What needs to be done: Produce the listing below again, exactly as shown.

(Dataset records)
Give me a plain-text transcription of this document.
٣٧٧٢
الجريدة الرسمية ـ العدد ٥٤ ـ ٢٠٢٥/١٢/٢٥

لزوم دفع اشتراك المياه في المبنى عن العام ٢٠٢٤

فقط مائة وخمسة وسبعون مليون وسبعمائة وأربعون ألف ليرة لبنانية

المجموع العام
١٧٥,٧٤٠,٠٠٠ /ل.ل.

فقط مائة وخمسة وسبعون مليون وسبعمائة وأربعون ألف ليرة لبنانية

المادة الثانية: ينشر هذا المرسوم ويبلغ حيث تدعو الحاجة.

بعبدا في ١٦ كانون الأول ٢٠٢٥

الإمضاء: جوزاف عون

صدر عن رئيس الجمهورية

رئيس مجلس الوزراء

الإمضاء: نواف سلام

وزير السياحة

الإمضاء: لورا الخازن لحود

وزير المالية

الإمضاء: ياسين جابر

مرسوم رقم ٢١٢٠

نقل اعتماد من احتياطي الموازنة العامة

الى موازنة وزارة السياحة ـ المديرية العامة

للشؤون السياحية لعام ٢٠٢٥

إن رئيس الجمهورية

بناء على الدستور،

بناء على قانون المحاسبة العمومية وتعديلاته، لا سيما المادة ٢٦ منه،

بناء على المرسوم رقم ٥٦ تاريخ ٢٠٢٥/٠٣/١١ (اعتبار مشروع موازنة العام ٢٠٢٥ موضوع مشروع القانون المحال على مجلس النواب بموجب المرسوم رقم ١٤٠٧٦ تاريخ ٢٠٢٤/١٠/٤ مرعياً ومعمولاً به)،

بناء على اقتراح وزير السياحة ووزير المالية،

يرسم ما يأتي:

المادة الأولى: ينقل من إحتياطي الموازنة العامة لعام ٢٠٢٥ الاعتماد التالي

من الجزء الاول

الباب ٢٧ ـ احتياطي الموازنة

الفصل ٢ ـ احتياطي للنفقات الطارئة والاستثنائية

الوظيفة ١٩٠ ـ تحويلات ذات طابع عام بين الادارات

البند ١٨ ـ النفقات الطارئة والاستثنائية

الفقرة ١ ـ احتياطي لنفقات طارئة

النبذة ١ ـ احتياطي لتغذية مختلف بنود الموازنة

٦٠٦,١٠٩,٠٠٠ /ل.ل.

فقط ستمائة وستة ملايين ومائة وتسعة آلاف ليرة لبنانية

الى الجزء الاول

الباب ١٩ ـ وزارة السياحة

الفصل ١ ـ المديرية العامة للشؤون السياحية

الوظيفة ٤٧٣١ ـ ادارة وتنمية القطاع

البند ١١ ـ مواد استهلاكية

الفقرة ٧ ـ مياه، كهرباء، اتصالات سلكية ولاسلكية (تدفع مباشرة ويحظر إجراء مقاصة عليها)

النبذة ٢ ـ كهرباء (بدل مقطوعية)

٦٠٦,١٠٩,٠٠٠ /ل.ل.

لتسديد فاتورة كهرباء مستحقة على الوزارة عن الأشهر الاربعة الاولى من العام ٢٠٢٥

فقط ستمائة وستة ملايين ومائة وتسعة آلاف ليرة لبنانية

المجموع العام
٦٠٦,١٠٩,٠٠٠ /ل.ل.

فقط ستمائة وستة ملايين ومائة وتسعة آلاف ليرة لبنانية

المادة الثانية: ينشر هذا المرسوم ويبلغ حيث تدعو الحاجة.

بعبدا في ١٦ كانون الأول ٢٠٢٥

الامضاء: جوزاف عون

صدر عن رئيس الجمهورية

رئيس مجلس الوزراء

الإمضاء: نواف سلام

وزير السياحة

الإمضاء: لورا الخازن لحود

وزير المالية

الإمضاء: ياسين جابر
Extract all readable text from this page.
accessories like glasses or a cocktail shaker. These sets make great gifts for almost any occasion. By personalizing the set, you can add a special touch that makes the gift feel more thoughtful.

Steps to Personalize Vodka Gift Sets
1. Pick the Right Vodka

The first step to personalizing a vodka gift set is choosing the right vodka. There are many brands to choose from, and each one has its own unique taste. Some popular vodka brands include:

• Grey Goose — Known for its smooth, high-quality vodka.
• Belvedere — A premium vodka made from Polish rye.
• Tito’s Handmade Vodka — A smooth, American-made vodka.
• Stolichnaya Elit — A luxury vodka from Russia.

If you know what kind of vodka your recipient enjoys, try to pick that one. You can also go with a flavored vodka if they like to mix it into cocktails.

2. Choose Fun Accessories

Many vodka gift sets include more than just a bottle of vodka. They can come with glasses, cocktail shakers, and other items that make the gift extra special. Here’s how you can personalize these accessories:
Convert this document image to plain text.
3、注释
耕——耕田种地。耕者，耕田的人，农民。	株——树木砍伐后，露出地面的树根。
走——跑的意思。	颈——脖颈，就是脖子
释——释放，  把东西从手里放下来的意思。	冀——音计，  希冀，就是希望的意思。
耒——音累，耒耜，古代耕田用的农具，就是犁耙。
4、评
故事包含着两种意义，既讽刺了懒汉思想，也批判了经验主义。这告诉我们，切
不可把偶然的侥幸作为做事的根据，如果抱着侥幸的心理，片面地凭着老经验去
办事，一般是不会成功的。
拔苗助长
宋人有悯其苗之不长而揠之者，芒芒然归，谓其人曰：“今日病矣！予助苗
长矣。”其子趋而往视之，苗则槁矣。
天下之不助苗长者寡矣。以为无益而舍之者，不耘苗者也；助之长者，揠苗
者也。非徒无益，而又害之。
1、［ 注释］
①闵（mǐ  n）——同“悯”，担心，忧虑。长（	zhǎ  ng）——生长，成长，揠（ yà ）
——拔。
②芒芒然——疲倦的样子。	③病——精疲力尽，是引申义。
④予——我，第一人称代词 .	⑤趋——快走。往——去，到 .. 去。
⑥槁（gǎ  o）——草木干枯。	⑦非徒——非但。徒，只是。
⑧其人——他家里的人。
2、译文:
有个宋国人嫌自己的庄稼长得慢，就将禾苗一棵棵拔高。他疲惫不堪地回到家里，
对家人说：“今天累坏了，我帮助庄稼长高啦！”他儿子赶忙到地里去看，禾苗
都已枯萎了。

Written response:
Give me a plain-text transcription of this document.
٣٧٧٢
الجريدة الرسمية ـ العدد ٥٤ ـ ٢٠٢٥/١٢/٢٥

لزوم دفع اشتراك المياه في المبنى عن العام ٢٠٢٤

فقط مائة وخمسة وسبعون مليون وسبعمائة وأربعون ألف ليرة لبنانية

المجموع العام
١٧٥,٧٤٠,٠٠٠ /ل.ل.

فقط مائة وخمسة وسبعون مليون وسبعمائة وأربعون ألف ليرة لبنانية

المادة الثانية: ينشر هذا المرسوم ويبلغ حيث تدعو الحاجة.

بعبدا في ١٦ كانون الأول ٢٠٢٥

الإمضاء: جوزاف عون

صدر عن رئيس الجمهورية

رئيس مجلس الوزراء

الإمضاء: نواف سلام

وزير السياحة

الإمضاء: لورا الخازن لحود

وزير المالية

الإمضاء: ياسين جابر

مرسوم رقم ٢١٢٠

نقل اعتماد من احتياطي الموازنة العامة

الى موازنة وزارة السياحة ـ المديرية العامة

للشؤون السياحية لعام ٢٠٢٥

إن رئيس الجمهورية

بناء على الدستور،

بناء على قانون المحاسبة العمومية وتعديلاته، لا سيما المادة ٢٦ منه،

بناء على المرسوم رقم ٥٦ تاريخ ٢٠٢٥/٠٣/١١ (اعتبار مشروع موازنة العام ٢٠٢٥ موضوع مشروع القانون المحال على مجلس النواب بموجب المرسوم رقم ١٤٠٧٦ تاريخ ٢٠٢٤/١٠/٤ مرعياً ومعمولاً به)،

بناء على اقتراح وزير السياحة ووزير المالية،

يرسم ما يأتي:

المادة الأولى: ينقل من إحتياطي الموازنة العامة لعام ٢٠٢٥ الاعتماد التالي

من الجزء الاول

الباب ٢٧ ـ احتياطي الموازنة

الفصل ٢ ـ احتياطي للنفقات الطارئة والاستثنائية

الوظيفة ١٩٠ ـ تحويلات ذات طابع عام بين الادارات

البند ١٨ ـ النفقات الطارئة والاستثنائية

الفقرة ١ ـ احتياطي لنفقات طارئة

النبذة ١ ـ احتياطي لتغذية مختلف بنود الموازنة

٦٠٦,١٠٩,٠٠٠ /ل.ل.

فقط ستمائة وستة ملايين ومائة وتسعة آلاف ليرة لبنانية

الى الجزء الاول

الباب ١٩ ـ وزارة السياحة

الفصل ١ ـ المديرية العامة للشؤون السياحية

الوظيفة ٤٧٣١ ـ ادارة وتنمية القطاع

البند ١١ ـ مواد استهلاكية

الفقرة ٧ ـ مياه، كهرباء، اتصالات سلكية ولاسلكية (تدفع مباشرة ويحظر إجراء مقاصة عليها)

النبذة ٢ ـ كهرباء (بدل مقطوعية)

٦٠٦,١٠٩,٠٠٠ /ل.ل.

لتسديد فاتورة كهرباء مستحقة على الوزارة عن الأشهر الاربعة الاولى من العام ٢٠٢٥

فقط ستمائة وستة ملايين ومائة وتسعة آلاف ليرة لبنانية

المجموع العام
٦٠٦,١٠٩,٠٠٠ /ل.ل.

فقط ستمائة وستة ملايين ومائة وتسعة آلاف ليرة لبنانية

المادة الثانية: ينشر هذا المرسوم ويبلغ حيث تدعو الحاجة.

بعبدا في ١٦ كانون الأول ٢٠٢٥

الامضاء: جوزاف عون

صدر عن رئيس الجمهورية

رئيس مجلس الوزراء

الإمضاء: نواف سلام

وزير السياحة

الإمضاء: لورا الخازن لحود

وزير المالية

الإمضاء: ياسين جابر
Extract all readable text from this page.
accessories like glasses or a cocktail shaker. These sets make great gifts for almost any occasion. By personalizing the set, you can add a special touch that makes the gift feel more thoughtful.

Steps to Personalize Vodka Gift Sets
1. Pick the Right Vodka

The first step to personalizing a vodka gift set is choosing the right vodka. There are many brands to choose from, and each one has its own unique taste. Some popular vodka brands include:

• Grey Goose — Known for its smooth, high-quality vodka.
• Belvedere — A premium vodka made from Polish rye.
• Tito’s Handmade Vodka — A smooth, American-made vodka.
• Stolichnaya Elit — A luxury vodka from Russia.

If you know what kind of vodka your recipient enjoys, try to pick that one. You can also go with a flavored vodka if they like to mix it into cocktails.

2. Choose Fun Accessories

Many vodka gift sets include more than just a bottle of vodka. They can come with glasses, cocktail shakers, and other items that make the gift extra special. Here’s how you can personalize these accessories:
Convert this document image to plain text.
3、注释
耕——耕田种地。耕者，耕田的人，农民。	株——树木砍伐后，露出地面的树根。
走——跑的意思。	颈——脖颈，就是脖子
释——释放，  把东西从手里放下来的意思。	冀——音计，  希冀，就是希望的意思。
耒——音累，耒耜，古代耕田用的农具，就是犁耙。
4、评
故事包含着两种意义，既讽刺了懒汉思想，也批判了经验主义。这告诉我们，切
不可把偶然的侥幸作为做事的根据，如果抱着侥幸的心理，片面地凭着老经验去
办事，一般是不会成功的。
拔苗助长
宋人有悯其苗之不长而揠之者，芒芒然归，谓其人曰：“今日病矣！予助苗
长矣。”其子趋而往视之，苗则槁矣。
天下之不助苗长者寡矣。以为无益而舍之者，不耘苗者也；助之长者，揠苗
者也。非徒无益，而又害之。
1、［ 注释］
①闵（mǐ  n）——同“悯”，担心，忧虑。长（	zhǎ  ng）——生长，成长，揠（ yà ）
——拔。
②芒芒然——疲倦的样子。	③病——精疲力尽，是引申义。
④予——我，第一人称代词 .	⑤趋——快走。往——去，到 .. 去。
⑥槁（gǎ  o）——草木干枯。	⑦非徒——非但。徒，只是。
⑧其人——他家里的人。
2、译文:
有个宋国人嫌自己的庄稼长得慢，就将禾苗一棵棵拔高。他疲惫不堪地回到家里，
对家人说：“今天累坏了，我帮助庄稼长高啦！”他儿子赶忙到地里去看，禾苗
都已枯萎了。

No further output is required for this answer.